** begin EXTRACTED RECORDS **

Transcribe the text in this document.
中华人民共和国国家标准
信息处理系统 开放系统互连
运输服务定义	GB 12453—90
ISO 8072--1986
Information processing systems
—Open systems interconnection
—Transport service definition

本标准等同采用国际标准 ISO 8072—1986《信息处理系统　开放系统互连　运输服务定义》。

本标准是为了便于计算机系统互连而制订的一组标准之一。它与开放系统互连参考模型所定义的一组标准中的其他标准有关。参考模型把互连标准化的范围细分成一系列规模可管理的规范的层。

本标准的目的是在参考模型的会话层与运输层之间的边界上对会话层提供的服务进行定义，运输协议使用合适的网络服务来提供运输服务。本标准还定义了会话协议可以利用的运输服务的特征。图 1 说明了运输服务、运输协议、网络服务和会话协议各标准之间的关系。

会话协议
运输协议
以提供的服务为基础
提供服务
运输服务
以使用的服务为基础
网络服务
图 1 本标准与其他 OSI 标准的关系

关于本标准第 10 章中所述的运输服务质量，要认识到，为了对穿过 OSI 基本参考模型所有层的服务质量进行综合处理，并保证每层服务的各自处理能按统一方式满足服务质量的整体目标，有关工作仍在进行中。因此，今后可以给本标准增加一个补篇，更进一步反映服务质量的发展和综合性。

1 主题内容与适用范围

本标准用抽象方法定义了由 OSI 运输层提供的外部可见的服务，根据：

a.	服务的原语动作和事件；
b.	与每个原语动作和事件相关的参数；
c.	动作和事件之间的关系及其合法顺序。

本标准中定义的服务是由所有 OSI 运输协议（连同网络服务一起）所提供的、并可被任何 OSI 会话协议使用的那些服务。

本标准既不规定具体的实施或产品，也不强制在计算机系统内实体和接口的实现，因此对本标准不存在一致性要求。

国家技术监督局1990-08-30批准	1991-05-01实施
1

** end EXTRACTED RECORDS **

TASK PROMPT
Your task is to print all of the records exactly.

SOLUTION BELOW
Transcribe the text in this document.
中华人民共和国国家标准
信息处理系统 开放系统互连
运输服务定义	GB 12453—90
ISO 8072--1986
Information processing systems
—Open systems interconnection
—Transport service definition

本标准等同采用国际标准 ISO 8072—1986《信息处理系统　开放系统互连　运输服务定义》。

本标准是为了便于计算机系统互连而制订的一组标准之一。它与开放系统互连参考模型所定义的一组标准中的其他标准有关。参考模型把互连标准化的范围细分成一系列规模可管理的规范的层。

本标准的目的是在参考模型的会话层与运输层之间的边界上对会话层提供的服务进行定义，运输协议使用合适的网络服务来提供运输服务。本标准还定义了会话协议可以利用的运输服务的特征。图 1 说明了运输服务、运输协议、网络服务和会话协议各标准之间的关系。

会话协议
运输协议
以提供的服务为基础
提供服务
运输服务
以使用的服务为基础
网络服务
图 1 本标准与其他 OSI 标准的关系

关于本标准第 10 章中所述的运输服务质量，要认识到，为了对穿过 OSI 基本参考模型所有层的服务质量进行综合处理，并保证每层服务的各自处理能按统一方式满足服务质量的整体目标，有关工作仍在进行中。因此，今后可以给本标准增加一个补篇，更进一步反映服务质量的发展和综合性。

1 主题内容与适用范围

本标准用抽象方法定义了由 OSI 运输层提供的外部可见的服务，根据：

a.	服务的原语动作和事件；
b.	与每个原语动作和事件相关的参数；
c.	动作和事件之间的关系及其合法顺序。

本标准中定义的服务是由所有 OSI 运输协议（连同网络服务一起）所提供的、并可被任何 OSI 会话协议使用的那些服务。

本标准既不规定具体的实施或产品，也不强制在计算机系统内实体和接口的实现，因此对本标准不存在一致性要求。

国家技术监督局1990-08-30批准	1991-05-01实施
1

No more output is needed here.